Problem details
Of the lines in the entries below, state how many hold the word "measured". Say nothing else.

Material for the task
╭──

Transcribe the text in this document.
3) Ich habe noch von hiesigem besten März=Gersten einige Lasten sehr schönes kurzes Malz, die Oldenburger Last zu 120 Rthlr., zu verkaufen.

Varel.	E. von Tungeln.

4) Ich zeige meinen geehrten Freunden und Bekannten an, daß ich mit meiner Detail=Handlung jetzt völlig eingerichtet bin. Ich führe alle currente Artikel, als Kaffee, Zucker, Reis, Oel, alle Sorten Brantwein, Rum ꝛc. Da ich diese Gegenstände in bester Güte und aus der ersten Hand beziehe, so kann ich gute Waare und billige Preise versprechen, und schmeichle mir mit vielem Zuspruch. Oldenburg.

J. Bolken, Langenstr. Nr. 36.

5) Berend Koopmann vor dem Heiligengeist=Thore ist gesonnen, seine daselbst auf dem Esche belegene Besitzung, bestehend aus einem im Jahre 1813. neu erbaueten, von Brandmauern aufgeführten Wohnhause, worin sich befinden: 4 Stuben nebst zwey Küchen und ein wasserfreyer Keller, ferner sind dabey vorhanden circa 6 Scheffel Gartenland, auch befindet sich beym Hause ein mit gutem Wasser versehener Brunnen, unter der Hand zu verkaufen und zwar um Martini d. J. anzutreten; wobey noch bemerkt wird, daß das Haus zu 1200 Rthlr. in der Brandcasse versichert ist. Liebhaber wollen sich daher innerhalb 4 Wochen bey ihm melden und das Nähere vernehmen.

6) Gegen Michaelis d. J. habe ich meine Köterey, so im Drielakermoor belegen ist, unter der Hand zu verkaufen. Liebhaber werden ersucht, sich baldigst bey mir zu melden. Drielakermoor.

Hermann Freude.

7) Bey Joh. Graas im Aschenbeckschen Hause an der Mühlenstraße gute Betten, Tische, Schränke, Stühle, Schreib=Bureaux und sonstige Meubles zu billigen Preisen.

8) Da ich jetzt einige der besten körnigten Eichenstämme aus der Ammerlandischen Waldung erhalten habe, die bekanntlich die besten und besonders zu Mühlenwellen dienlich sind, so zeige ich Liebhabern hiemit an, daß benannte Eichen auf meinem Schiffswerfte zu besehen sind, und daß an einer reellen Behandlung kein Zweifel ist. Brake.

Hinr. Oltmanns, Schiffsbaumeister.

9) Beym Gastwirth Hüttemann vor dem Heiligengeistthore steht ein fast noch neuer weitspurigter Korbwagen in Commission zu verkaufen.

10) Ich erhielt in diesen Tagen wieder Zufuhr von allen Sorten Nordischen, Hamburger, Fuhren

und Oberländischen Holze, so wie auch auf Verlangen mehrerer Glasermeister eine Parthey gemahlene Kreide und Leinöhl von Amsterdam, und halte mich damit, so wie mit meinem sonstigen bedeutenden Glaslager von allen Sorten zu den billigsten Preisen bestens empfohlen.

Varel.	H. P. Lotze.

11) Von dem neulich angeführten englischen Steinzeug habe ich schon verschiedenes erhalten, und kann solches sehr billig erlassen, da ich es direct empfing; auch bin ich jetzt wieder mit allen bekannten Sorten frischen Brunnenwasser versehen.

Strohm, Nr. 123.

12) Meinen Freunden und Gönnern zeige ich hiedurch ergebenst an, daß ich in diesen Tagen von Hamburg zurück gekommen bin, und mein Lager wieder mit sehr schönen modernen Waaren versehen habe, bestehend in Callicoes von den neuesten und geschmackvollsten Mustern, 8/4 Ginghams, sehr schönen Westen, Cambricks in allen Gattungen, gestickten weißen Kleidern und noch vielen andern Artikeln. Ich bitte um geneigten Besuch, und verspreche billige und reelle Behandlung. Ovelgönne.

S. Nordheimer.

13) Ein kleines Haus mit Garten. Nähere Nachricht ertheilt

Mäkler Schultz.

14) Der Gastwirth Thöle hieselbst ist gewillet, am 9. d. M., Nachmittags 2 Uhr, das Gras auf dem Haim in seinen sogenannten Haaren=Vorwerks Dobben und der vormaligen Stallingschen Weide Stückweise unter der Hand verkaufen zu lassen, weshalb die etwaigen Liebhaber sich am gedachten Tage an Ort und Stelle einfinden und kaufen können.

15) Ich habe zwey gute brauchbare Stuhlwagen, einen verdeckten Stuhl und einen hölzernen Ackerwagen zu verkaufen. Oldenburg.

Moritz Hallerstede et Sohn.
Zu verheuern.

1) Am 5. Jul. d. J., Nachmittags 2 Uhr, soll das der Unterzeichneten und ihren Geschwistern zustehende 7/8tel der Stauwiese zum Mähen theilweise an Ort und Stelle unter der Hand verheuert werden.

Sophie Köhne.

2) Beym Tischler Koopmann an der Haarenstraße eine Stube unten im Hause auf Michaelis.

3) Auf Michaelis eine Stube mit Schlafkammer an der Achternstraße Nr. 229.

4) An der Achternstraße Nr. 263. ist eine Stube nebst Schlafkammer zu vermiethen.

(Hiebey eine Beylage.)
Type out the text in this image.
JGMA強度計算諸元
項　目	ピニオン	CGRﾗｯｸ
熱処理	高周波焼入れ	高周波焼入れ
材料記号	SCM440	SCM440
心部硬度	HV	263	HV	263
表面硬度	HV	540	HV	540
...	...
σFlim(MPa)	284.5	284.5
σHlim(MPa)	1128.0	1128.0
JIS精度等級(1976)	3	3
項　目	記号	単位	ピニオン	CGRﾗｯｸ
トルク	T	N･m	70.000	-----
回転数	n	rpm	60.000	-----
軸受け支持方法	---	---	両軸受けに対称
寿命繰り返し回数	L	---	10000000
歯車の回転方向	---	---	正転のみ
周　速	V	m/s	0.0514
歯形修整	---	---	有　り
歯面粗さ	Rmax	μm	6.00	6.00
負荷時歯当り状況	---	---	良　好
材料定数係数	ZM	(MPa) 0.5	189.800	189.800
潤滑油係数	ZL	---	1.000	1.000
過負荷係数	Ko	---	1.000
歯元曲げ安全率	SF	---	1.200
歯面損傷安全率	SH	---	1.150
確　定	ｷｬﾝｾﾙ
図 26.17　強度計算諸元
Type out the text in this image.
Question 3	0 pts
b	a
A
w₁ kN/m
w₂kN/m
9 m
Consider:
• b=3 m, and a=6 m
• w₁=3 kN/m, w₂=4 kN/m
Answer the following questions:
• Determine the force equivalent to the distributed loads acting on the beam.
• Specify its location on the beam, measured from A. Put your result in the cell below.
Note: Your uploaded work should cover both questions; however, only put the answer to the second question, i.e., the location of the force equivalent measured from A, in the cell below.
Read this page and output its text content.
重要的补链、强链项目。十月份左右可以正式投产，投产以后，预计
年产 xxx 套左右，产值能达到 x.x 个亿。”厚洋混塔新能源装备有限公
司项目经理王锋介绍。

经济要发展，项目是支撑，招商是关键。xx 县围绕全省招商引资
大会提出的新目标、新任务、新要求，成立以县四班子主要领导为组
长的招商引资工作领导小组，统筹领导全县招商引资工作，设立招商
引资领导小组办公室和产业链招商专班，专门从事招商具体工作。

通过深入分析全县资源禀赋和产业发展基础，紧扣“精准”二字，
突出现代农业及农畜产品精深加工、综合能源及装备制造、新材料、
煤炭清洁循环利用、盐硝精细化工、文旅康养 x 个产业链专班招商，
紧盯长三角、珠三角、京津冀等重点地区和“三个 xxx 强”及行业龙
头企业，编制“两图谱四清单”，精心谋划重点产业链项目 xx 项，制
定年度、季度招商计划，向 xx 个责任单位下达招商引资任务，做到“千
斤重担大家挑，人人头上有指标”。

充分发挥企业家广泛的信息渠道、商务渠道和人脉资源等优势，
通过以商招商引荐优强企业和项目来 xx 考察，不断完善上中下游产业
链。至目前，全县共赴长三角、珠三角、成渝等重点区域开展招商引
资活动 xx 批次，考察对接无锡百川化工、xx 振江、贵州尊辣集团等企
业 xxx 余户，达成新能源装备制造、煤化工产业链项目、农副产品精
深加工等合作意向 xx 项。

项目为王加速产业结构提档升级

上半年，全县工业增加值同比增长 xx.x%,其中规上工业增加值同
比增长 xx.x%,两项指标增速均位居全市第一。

╰──

Solved exercise
2